WHAT TO PRODUCE —
Return a copy of each line that holds the string "PROBABILITIES".

□ □ □ □ □ □ □

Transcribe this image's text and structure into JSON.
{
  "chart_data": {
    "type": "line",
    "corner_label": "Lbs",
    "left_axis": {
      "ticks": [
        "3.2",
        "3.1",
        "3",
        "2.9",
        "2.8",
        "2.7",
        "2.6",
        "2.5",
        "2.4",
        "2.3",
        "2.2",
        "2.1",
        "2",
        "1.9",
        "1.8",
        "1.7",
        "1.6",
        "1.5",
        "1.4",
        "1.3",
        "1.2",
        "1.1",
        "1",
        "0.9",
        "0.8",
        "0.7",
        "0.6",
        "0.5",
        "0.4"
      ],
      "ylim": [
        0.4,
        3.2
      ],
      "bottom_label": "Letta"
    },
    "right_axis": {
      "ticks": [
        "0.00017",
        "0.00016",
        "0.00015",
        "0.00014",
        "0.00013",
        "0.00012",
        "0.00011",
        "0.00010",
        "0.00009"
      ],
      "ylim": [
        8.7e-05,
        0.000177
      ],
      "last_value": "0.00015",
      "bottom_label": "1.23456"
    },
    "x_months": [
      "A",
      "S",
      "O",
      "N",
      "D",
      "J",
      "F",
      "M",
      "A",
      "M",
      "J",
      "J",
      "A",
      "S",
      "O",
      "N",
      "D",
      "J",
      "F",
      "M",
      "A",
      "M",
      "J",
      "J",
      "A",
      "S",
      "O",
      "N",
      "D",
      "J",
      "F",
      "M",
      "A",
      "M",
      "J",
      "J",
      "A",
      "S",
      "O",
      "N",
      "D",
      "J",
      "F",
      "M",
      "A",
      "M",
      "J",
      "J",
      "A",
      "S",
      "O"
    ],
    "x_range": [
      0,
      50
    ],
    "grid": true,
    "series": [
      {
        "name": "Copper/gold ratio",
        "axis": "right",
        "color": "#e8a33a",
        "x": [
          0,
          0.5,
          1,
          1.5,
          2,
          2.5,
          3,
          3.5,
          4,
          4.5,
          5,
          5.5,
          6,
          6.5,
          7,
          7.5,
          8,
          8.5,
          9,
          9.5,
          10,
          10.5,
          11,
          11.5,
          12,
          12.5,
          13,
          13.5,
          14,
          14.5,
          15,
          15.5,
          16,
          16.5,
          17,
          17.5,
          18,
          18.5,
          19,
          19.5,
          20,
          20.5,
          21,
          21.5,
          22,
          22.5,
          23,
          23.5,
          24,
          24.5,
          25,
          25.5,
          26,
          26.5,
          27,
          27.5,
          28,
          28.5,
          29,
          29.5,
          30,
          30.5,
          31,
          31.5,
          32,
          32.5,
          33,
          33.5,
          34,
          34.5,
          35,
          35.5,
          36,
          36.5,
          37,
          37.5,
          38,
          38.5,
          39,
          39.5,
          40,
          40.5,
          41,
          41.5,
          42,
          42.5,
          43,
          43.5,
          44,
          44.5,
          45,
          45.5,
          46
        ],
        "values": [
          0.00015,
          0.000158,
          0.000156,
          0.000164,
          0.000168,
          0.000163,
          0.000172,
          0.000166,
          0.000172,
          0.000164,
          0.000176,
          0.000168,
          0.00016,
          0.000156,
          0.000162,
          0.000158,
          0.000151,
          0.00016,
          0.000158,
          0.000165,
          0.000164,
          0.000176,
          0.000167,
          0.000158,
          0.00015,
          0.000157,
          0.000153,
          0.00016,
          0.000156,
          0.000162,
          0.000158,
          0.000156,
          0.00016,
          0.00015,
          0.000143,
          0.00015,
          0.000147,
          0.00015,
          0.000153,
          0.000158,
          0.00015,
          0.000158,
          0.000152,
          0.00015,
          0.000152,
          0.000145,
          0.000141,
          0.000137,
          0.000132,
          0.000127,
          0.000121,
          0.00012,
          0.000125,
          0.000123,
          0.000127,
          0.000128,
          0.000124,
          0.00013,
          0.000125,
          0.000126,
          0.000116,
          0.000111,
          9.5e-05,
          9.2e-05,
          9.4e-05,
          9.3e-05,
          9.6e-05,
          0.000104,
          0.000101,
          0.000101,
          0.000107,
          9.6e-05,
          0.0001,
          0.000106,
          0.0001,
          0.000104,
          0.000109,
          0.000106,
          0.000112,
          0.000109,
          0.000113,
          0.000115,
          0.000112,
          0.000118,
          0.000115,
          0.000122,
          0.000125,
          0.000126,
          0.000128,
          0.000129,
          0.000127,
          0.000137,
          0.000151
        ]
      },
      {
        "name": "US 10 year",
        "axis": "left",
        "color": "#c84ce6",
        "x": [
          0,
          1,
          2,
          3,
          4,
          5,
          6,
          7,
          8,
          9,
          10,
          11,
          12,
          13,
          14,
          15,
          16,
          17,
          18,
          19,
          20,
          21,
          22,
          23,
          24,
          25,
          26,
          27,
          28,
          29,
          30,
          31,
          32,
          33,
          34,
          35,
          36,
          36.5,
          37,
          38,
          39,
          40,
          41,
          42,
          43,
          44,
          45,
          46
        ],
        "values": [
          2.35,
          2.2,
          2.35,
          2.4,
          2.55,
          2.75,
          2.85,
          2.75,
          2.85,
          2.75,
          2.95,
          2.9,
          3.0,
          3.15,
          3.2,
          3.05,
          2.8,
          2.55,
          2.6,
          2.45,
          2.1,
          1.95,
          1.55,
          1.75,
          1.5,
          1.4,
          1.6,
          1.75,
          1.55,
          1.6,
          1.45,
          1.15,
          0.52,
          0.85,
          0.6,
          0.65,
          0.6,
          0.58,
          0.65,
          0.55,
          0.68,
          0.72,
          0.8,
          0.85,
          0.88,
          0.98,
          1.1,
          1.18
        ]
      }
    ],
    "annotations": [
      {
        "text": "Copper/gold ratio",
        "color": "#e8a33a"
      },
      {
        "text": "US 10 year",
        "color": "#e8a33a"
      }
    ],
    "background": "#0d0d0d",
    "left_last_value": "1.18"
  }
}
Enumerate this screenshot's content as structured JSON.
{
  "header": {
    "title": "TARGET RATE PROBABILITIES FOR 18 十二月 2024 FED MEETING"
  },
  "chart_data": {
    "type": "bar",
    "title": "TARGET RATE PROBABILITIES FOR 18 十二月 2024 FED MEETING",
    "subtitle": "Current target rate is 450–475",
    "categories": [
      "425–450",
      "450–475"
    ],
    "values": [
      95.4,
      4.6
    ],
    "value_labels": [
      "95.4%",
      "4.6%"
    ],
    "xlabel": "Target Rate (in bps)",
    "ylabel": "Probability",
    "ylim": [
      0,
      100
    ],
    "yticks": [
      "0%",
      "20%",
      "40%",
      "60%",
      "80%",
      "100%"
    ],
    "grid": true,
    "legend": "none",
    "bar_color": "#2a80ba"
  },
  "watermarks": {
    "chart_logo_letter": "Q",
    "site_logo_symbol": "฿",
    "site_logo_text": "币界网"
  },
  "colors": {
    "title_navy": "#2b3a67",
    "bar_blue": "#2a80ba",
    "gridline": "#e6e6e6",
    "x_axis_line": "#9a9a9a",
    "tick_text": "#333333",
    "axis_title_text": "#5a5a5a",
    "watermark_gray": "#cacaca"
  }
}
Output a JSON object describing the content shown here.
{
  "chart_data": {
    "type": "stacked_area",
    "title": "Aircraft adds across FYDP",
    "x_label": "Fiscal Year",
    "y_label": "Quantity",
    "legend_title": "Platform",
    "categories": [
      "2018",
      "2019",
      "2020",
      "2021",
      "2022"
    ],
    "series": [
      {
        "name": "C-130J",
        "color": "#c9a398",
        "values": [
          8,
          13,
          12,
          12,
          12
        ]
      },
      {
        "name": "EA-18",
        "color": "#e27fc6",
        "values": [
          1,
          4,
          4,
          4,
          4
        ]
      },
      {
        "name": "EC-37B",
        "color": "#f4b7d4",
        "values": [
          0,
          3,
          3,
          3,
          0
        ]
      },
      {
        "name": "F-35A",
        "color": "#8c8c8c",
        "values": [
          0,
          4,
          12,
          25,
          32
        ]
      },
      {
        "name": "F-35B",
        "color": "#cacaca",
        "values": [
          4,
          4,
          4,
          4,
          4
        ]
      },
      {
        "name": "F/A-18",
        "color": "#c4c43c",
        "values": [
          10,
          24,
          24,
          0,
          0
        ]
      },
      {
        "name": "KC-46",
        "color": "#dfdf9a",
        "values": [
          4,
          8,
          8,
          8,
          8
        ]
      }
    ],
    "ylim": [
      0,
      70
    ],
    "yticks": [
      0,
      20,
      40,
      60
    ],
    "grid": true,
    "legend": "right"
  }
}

□ □ □ □ □ □ □

WRITTEN RESPONSE —
    "title": "TARGET RATE PROBABILITIES FOR 18 十二月 2024 FED MEETING"
    "title": "TARGET RATE PROBABILITIES FOR 18 十二月 2024 FED MEETING",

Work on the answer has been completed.